▶ **YOUR TASK**: The records below are split into lines. How many of those lines contain the string "classe"? Reply with the number only.

▶ **RAW DATA**:
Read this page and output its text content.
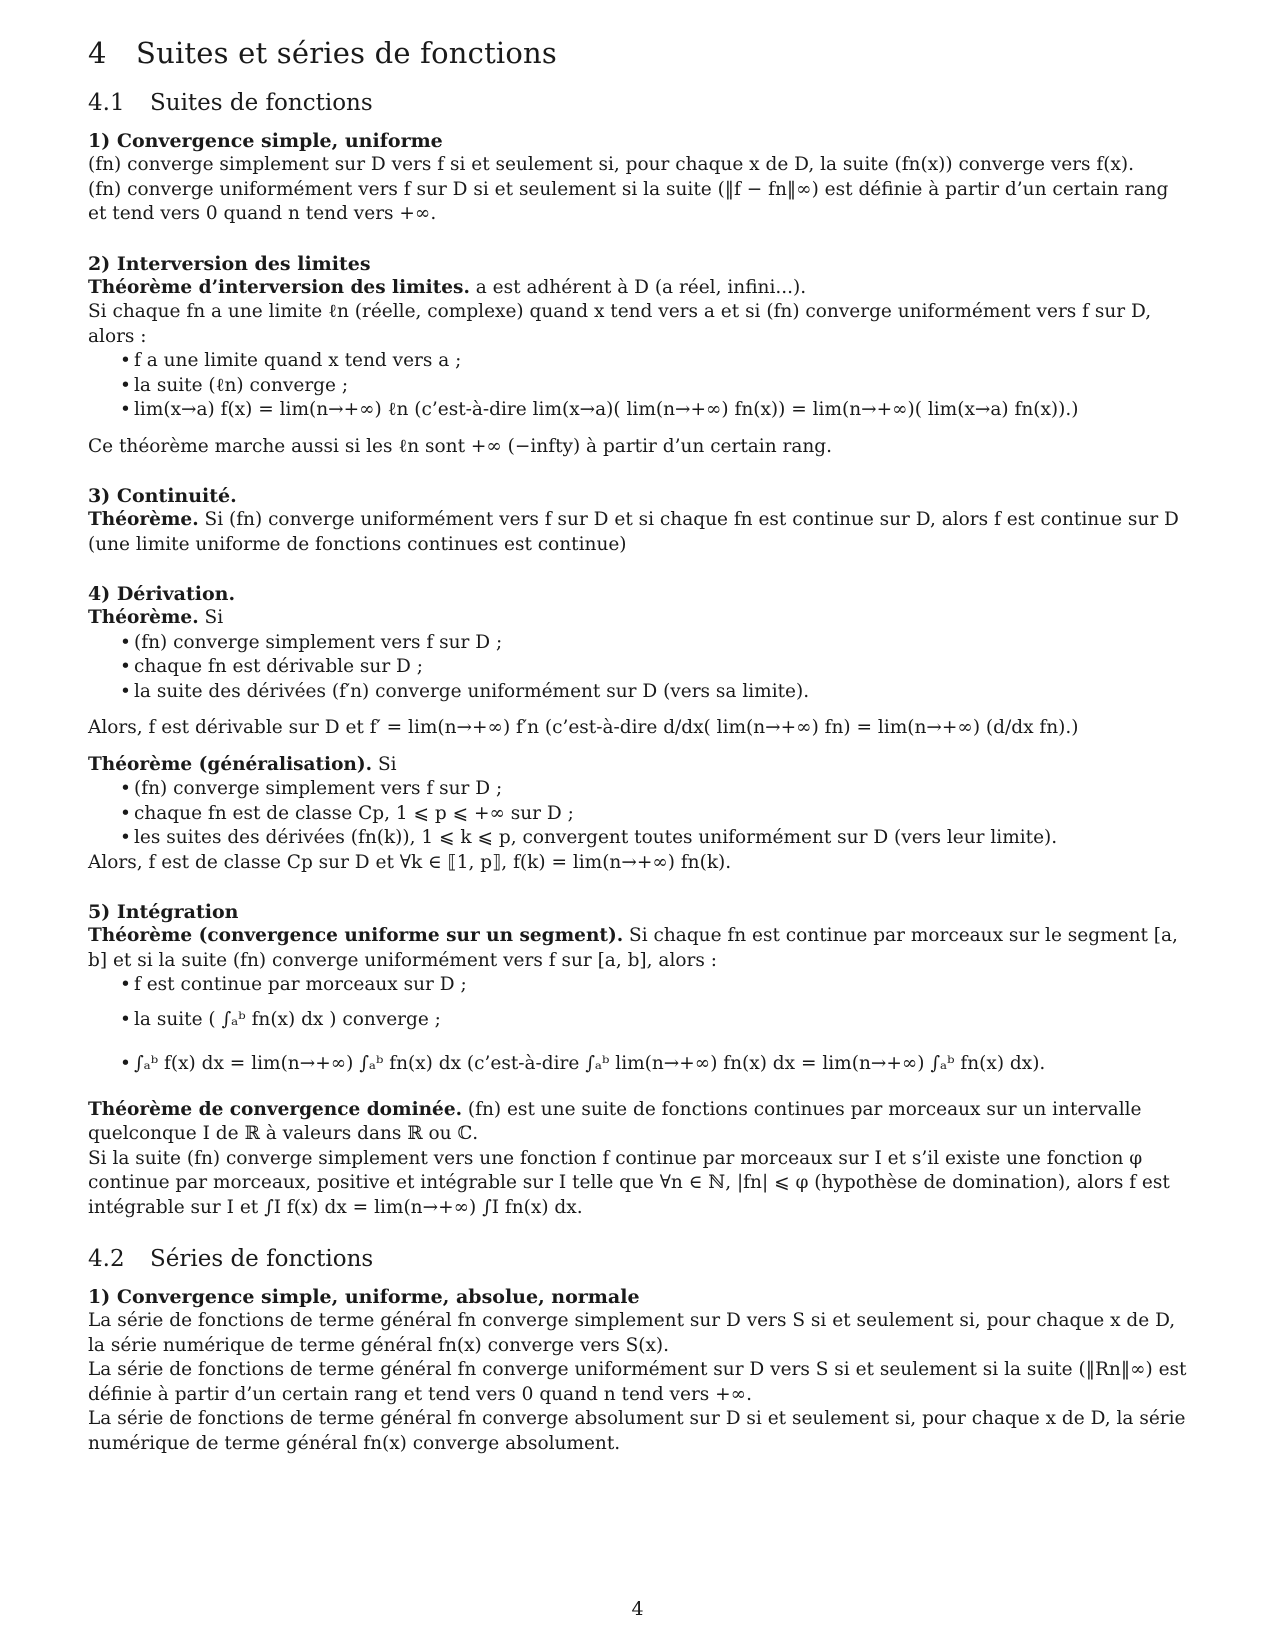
4 Suites et séries de fonctions
4.1 Suites de fonctions
1) Convergence simple, uniforme

(fn) converge simplement sur D vers f si et seulement si, pour chaque x de D, la suite (fn(x)) converge vers f(x).

(fn) converge uniformément vers f sur D si et seulement si la suite (‖f − fn‖∞) est définie à partir d’un certain rang et tend vers 0 quand n tend vers +∞.

2) Interversion des limites

Théorème d’interversion des limites. a est adhérent à D (a réel, infini...).

Si chaque fn a une limite ℓn (réelle, complexe) quand x tend vers a et si (fn) converge uniformément vers f sur D, alors :

• f a une limite quand x tend vers a ;
• la suite (ℓn) converge ;
• lim(x→a) f(x) = lim(n→+∞) ℓn (c’est-à-dire lim(x→a)( lim(n→+∞) fn(x)) = lim(n→+∞)( lim(x→a) fn(x)).)

Ce théorème marche aussi si les ℓn sont +∞ (−infty) à partir d’un certain rang.

3) Continuité.

Théorème. Si (fn) converge uniformément vers f sur D et si chaque fn est continue sur D, alors f est continue sur D (une limite uniforme de fonctions continues est continue)

4) Dérivation.

Théorème. Si

• (fn) converge simplement vers f sur D ;
• chaque fn est dérivable sur D ;
• la suite des dérivées (f′n) converge uniformément sur D (vers sa limite).

Alors, f est dérivable sur D et f′ = lim(n→+∞) f′n (c’est-à-dire d/dx( lim(n→+∞) fn) = lim(n→+∞) (d/dx fn).)

Théorème (généralisation). Si

• (fn) converge simplement vers f sur D ;
• chaque fn est de classe Cp, 1 ⩽ p ⩽ +∞ sur D ;
• les suites des dérivées (fn(k)), 1 ⩽ k ⩽ p, convergent toutes uniformément sur D (vers leur limite).

Alors, f est de classe Cp sur D et ∀k ∈ ⟦1, p⟧, f(k) = lim(n→+∞) fn(k).

5) Intégration

Théorème (convergence uniforme sur un segment). Si chaque fn est continue par morceaux sur le segment [a, b] et si la suite (fn) converge uniformément vers f sur [a, b], alors :

• f est continue par morceaux sur D ;
• la suite ( ∫ₐᵇ fn(x) dx ) converge ;
• ∫ₐᵇ f(x) dx = lim(n→+∞) ∫ₐᵇ fn(x) dx (c’est-à-dire ∫ₐᵇ lim(n→+∞) fn(x) dx = lim(n→+∞) ∫ₐᵇ fn(x) dx).

Théorème de convergence dominée. (fn) est une suite de fonctions continues par morceaux sur un intervalle quelconque I de ℝ à valeurs dans ℝ ou ℂ.

Si la suite (fn) converge simplement vers une fonction f continue par morceaux sur I et s’il existe une fonction φ continue par morceaux, positive et intégrable sur I telle que ∀n ∈ ℕ, |fn| ⩽ φ (hypothèse de domination), alors f est intégrable sur I et ∫I f(x) dx = lim(n→+∞) ∫I fn(x) dx.

4.2 Séries de fonctions
1) Convergence simple, uniforme, absolue, normale

La série de fonctions de terme général fn converge simplement sur D vers S si et seulement si, pour chaque x de D, la série numérique de terme général fn(x) converge vers S(x).

La série de fonctions de terme général fn converge uniformément sur D vers S si et seulement si la suite (‖Rn‖∞) est définie à partir d’un certain rang et tend vers 0 quand n tend vers +∞.

La série de fonctions de terme général fn converge absolument sur D si et seulement si, pour chaque x de D, la série numérique de terme général fn(x) converge absolument.

4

▶ **SOLUTION TO THIS PROBLEM**: 2